■ Input rows
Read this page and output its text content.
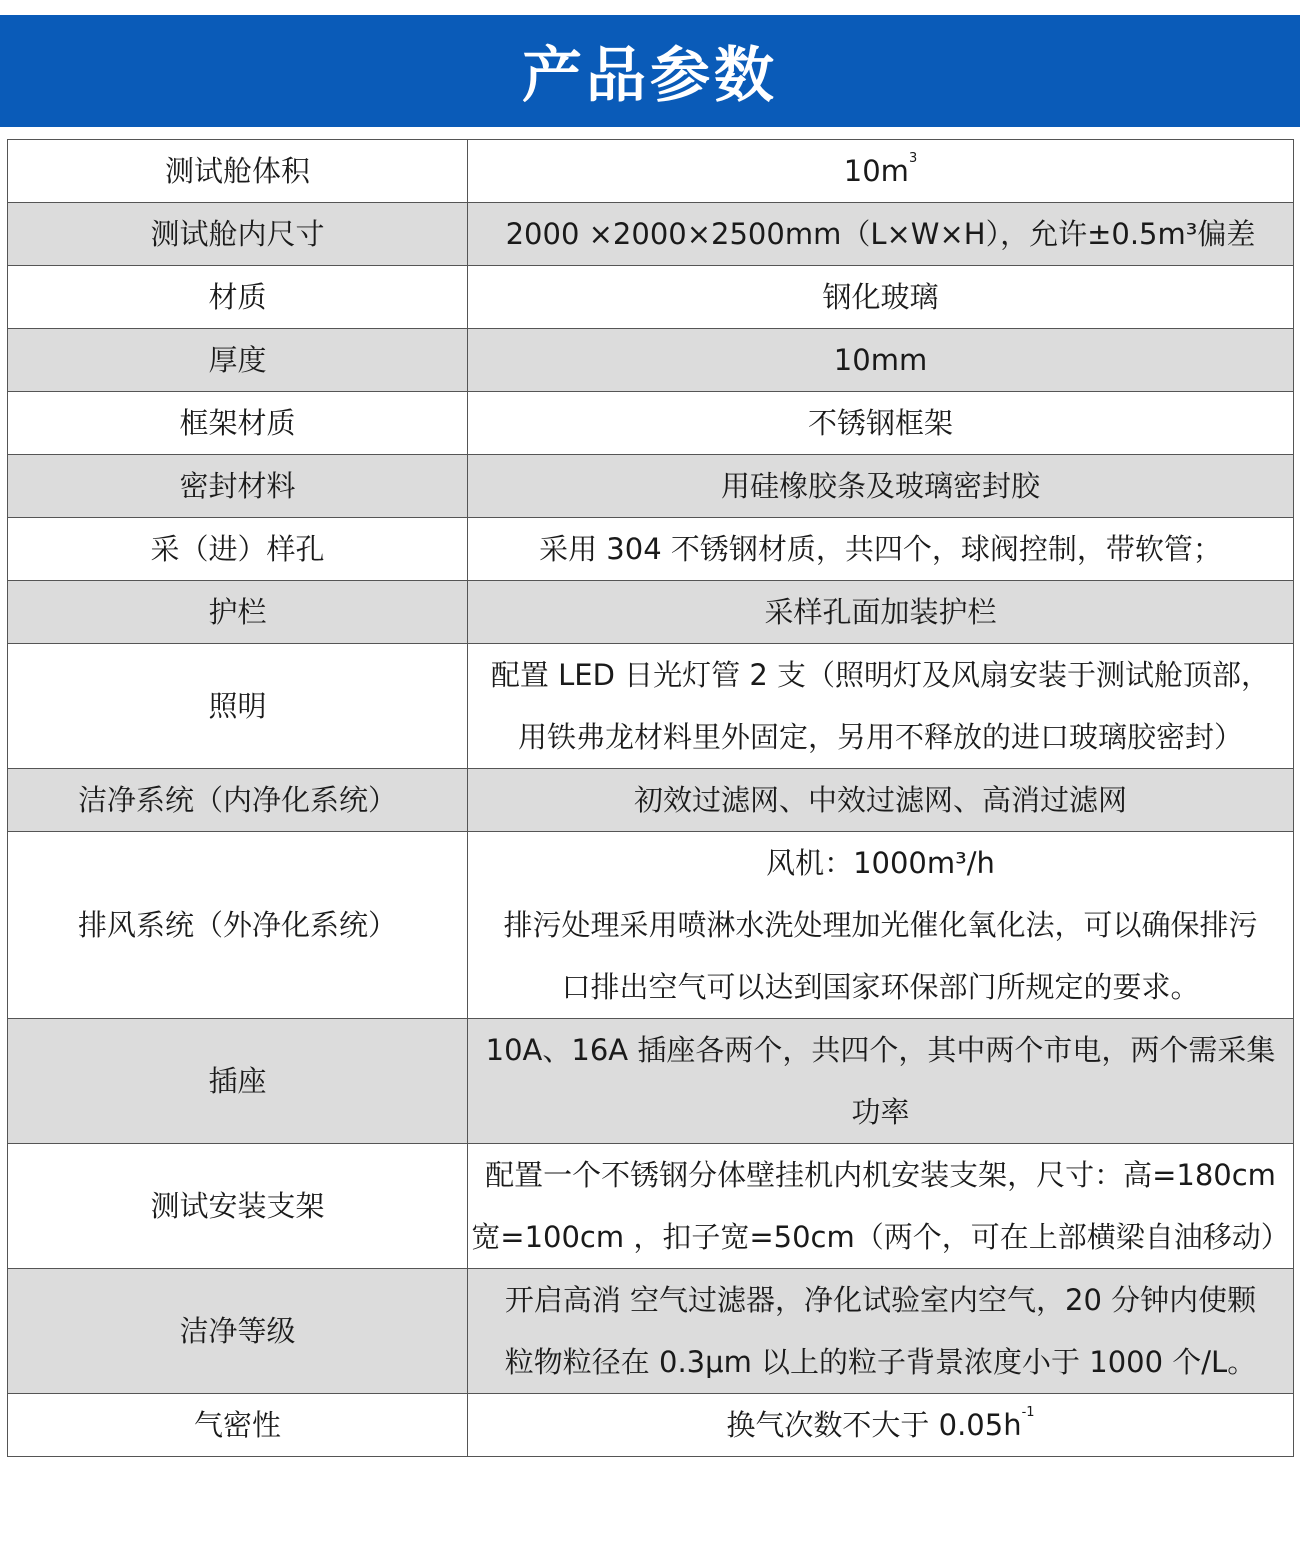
产品参数
测试舱体积	$10m^3$
测试舱内尺寸	2000 ×2000×2500mm（L×W×H），允许±0.5m³偏差
材质	钢化玻璃
厚度	10mm
框架材质	不锈钢框架
密封材料	用硅橡胶条及玻璃密封胶
采（进）样孔	采用 304 不锈钢材质，共四个，球阀控制，带软管；
护栏	采样孔面加装护栏
照明	配置 LED 日光灯管 2 支（照明灯及风扇安装于测试舱顶部，
用铁弗龙材料里外固定，另用不释放的进口玻璃胶密封）

洁净系统（内净化系统）	初效过滤网、中效过滤网、高消过滤网
排风系统（外净化系统）	风机：1000m³/h
排污处理采用喷淋水洗处理加光催化氧化法，可以确保排污
口排出空气可以达到国家环保部门所规定的要求。

插座	10A、16A 插座各两个，共四个，其中两个市电，两个需采集
功率

测试安装支架	配置一个不锈钢分体壁挂机内机安装支架，尺寸：高=180cm
宽=100cm ，扣子宽=50cm（两个，可在上部横梁自油移动）

洁净等级	开启高消 空气过滤器，净化试验室内空气，20 分钟内使颗
粒物粒径在 0.3μm 以上的粒子背景浓度小于 1000 个/L。

气密性	换气次数不大于 $0.05h^{-1}$
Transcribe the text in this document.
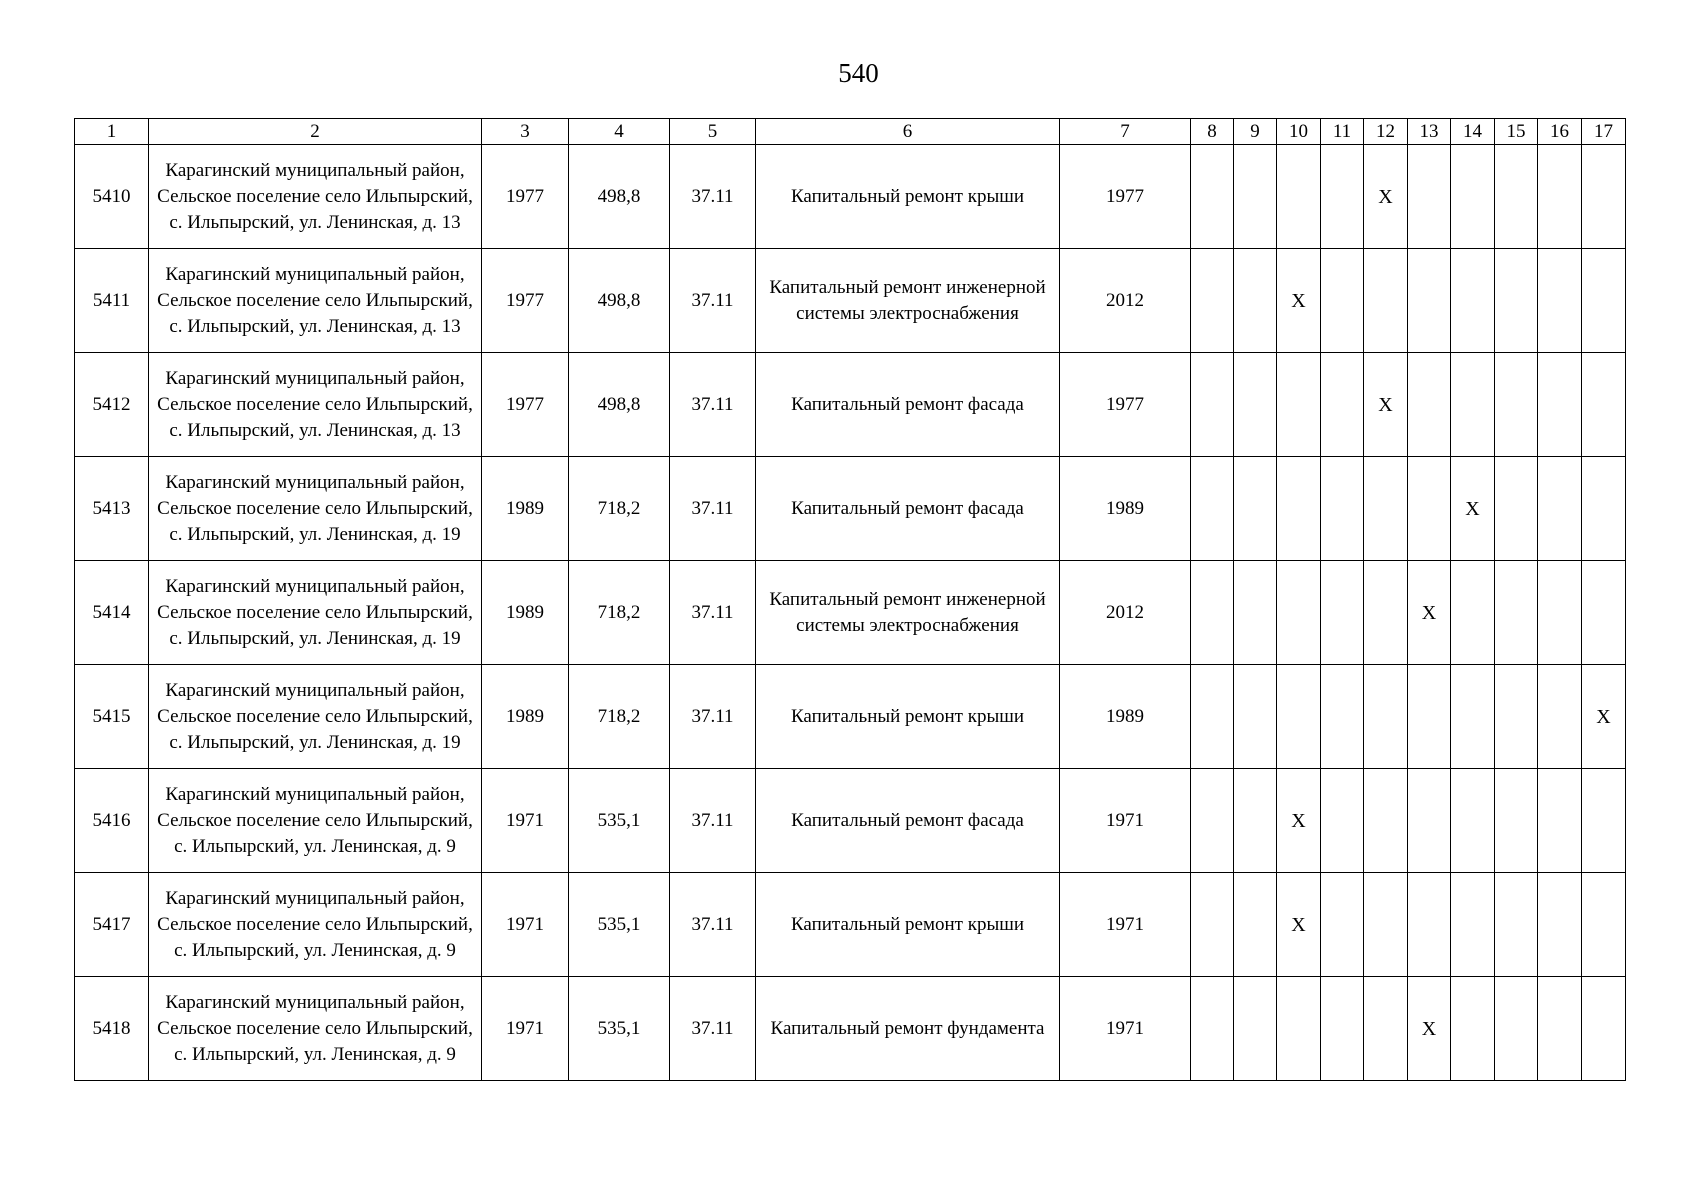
540
1	2	3	4	5	6	7	8	9	10	11	12	13	14	15	16	17
5410	Карагинский муниципальный район, Сельское поселение село Ильпырский, с. Ильпырский, ул. Ленинская, д. 13	1977	498,8	37.11	Капитальный ремонт крыши	1977					X					
5411	Карагинский муниципальный район, Сельское поселение село Ильпырский, с. Ильпырский, ул. Ленинская, д. 13	1977	498,8	37.11	Капитальный ремонт инженерной системы электроснабжения	2012			X							
5412	Карагинский муниципальный район, Сельское поселение село Ильпырский, с. Ильпырский, ул. Ленинская, д. 13	1977	498,8	37.11	Капитальный ремонт фасада	1977					X					
5413	Карагинский муниципальный район, Сельское поселение село Ильпырский, с. Ильпырский, ул. Ленинская, д. 19	1989	718,2	37.11	Капитальный ремонт фасада	1989							X			
5414	Карагинский муниципальный район, Сельское поселение село Ильпырский, с. Ильпырский, ул. Ленинская, д. 19	1989	718,2	37.11	Капитальный ремонт инженерной системы электроснабжения	2012						X				
5415	Карагинский муниципальный район, Сельское поселение село Ильпырский, с. Ильпырский, ул. Ленинская, д. 19	1989	718,2	37.11	Капитальный ремонт крыши	1989										X
5416	Карагинский муниципальный район, Сельское поселение село Ильпырский, с. Ильпырский, ул. Ленинская, д. 9	1971	535,1	37.11	Капитальный ремонт фасада	1971			X							
5417	Карагинский муниципальный район, Сельское поселение село Ильпырский, с. Ильпырский, ул. Ленинская, д. 9	1971	535,1	37.11	Капитальный ремонт крыши	1971			X							
5418	Карагинский муниципальный район, Сельское поселение село Ильпырский, с. Ильпырский, ул. Ленинская, д. 9	1971	535,1	37.11	Капитальный ремонт фундамента	1971						X				
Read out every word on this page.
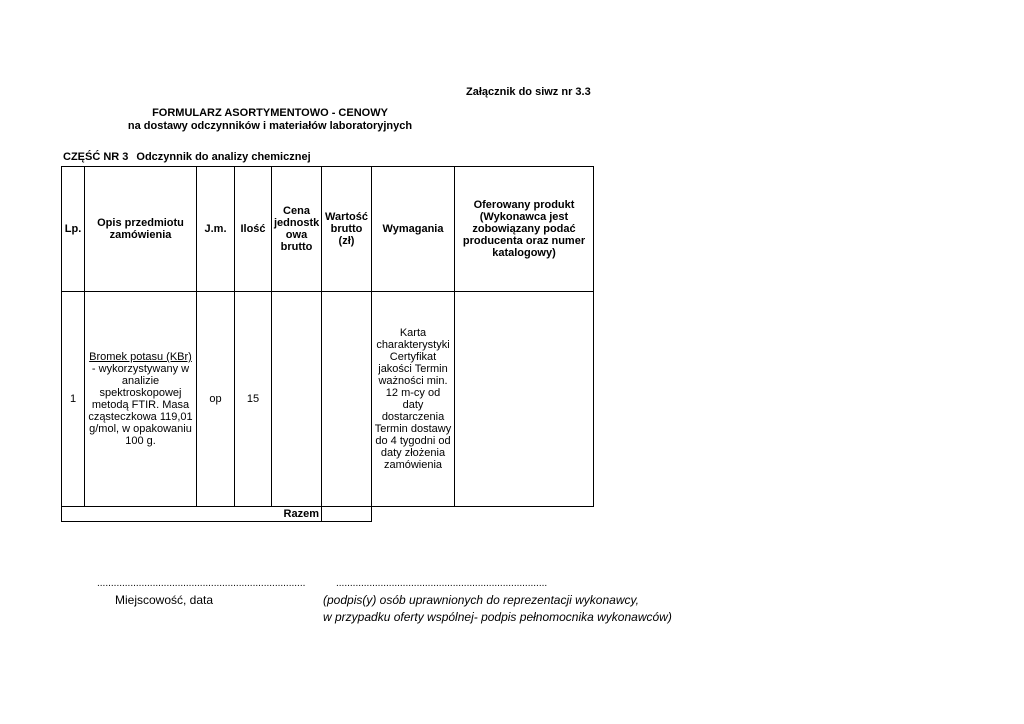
Załącznik do siwz nr 3.3
FORMULARZ ASORTYMENTOWO - CENOWY
na dostawy odczynników i materiałów laboratoryjnych
CZĘŚĆ NR 3 Odczynnik do analizy chemicznej
Lp.	Opis przedmiotu zamówienia	J.m.	Ilość	Cena jednostk owa brutto	Wartość brutto (zł)	Wymagania	Oferowany produkt (Wykonawca jest zobowiązany podać producenta oraz numer katalogowy)
1	Bromek potasu (KBr) - wykorzystywany w analizie spektroskopowej metodą FTIR. Masa cząsteczkowa 119,01 g/mol, w opakowaniu 100 g.	op	15			Karta charakterystyki Certyfikat jakości Termin ważności min. 12 m-cy od daty dostarczenia Termin dostawy do 4 tygodni od daty złożenia zamówienia	
Razem							
...........................................................................	............................................................................
Miejscowość, data	(podpis(y) osób uprawnionych do reprezentacji wykonawcy,
w przypadku oferty wspólnej- podpis pełnomocnika wykonawców)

■ Written instruction
Copy verbatim the span that opens at the line with "Read out every word on this page." and closes at the final line of the listing. Do not carry over any pictures.

■ Response
Read out every word on this page.
Załącznik do siwz nr 3.3
FORMULARZ ASORTYMENTOWO - CENOWY
na dostawy odczynników i materiałów laboratoryjnych
CZĘŚĆ NR 3 Odczynnik do analizy chemicznej
Lp.	Opis przedmiotu zamówienia	J.m.	Ilość	Cena jednostk owa brutto	Wartość brutto (zł)	Wymagania	Oferowany produkt (Wykonawca jest zobowiązany podać producenta oraz numer katalogowy)
1	Bromek potasu (KBr) - wykorzystywany w analizie spektroskopowej metodą FTIR. Masa cząsteczkowa 119,01 g/mol, w opakowaniu 100 g.	op	15			Karta charakterystyki Certyfikat jakości Termin ważności min. 12 m-cy od daty dostarczenia Termin dostawy do 4 tygodni od daty złożenia zamówienia	
Razem							
...........................................................................	............................................................................
Miejscowość, data	(podpis(y) osób uprawnionych do reprezentacji wykonawcy,
w przypadku oferty wspólnej- podpis pełnomocnika wykonawców)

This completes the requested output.